## DATA RECORDS
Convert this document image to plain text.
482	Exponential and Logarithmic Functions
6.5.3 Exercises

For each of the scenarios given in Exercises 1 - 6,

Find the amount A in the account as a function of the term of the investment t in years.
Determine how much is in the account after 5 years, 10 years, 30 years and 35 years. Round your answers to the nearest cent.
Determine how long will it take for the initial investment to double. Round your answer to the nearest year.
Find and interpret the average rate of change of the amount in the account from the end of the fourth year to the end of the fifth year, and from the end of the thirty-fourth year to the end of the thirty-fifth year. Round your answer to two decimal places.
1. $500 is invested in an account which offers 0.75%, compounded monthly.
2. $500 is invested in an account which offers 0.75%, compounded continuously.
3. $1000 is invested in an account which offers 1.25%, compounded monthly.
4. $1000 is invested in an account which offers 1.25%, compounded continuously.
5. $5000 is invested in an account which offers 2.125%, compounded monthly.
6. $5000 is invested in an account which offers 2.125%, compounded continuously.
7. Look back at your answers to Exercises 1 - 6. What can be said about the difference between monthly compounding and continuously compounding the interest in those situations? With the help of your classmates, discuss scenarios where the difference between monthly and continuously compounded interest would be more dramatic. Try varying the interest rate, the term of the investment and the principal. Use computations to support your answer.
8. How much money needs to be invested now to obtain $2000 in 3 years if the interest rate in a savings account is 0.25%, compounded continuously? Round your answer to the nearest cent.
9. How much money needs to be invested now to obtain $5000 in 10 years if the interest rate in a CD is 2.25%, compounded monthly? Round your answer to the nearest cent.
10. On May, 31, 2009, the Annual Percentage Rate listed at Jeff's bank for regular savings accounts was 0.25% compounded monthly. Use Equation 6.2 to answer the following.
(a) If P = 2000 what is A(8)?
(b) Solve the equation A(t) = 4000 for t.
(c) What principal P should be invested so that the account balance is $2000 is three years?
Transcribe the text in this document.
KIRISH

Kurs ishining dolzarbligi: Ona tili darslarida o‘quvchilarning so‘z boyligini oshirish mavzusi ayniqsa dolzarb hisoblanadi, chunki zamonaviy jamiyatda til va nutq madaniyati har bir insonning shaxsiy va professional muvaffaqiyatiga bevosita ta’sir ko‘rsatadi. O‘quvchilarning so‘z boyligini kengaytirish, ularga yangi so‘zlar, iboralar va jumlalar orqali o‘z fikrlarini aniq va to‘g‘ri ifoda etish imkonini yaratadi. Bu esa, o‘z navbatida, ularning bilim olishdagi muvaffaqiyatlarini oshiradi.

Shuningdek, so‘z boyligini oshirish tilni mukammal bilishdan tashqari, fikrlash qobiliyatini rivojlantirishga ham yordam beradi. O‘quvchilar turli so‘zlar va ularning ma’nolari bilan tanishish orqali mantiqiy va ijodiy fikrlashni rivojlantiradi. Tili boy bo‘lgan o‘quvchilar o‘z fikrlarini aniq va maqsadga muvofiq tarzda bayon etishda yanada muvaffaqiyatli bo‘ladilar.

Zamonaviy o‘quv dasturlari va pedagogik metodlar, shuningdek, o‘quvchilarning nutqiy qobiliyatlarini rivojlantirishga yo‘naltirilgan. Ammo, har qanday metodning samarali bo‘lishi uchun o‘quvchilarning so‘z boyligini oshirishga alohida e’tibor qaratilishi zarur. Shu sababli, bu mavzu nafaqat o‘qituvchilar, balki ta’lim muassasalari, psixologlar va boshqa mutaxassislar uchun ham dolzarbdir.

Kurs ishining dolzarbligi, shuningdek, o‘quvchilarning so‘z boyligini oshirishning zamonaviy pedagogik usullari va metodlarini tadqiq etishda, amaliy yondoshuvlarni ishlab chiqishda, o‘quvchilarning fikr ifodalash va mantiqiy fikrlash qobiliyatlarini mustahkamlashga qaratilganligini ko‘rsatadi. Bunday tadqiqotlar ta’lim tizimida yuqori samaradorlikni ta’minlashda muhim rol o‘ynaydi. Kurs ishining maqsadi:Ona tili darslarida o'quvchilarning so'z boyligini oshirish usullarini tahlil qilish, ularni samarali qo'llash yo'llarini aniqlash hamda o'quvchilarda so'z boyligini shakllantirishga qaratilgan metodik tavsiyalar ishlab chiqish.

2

## STATED GOAL
From the listing above, copy every line that includes the word "which".

## SOLUTION TO THIS PROBLEM
1. $500 is invested in an account which offers 0.75%, compounded monthly.
2. $500 is invested in an account which offers 0.75%, compounded continuously.
3. $1000 is invested in an account which offers 1.25%, compounded monthly.
4. $1000 is invested in an account which offers 1.25%, compounded continuously.
5. $5000 is invested in an account which offers 2.125%, compounded monthly.
6. $5000 is invested in an account which offers 2.125%, compounded continuously.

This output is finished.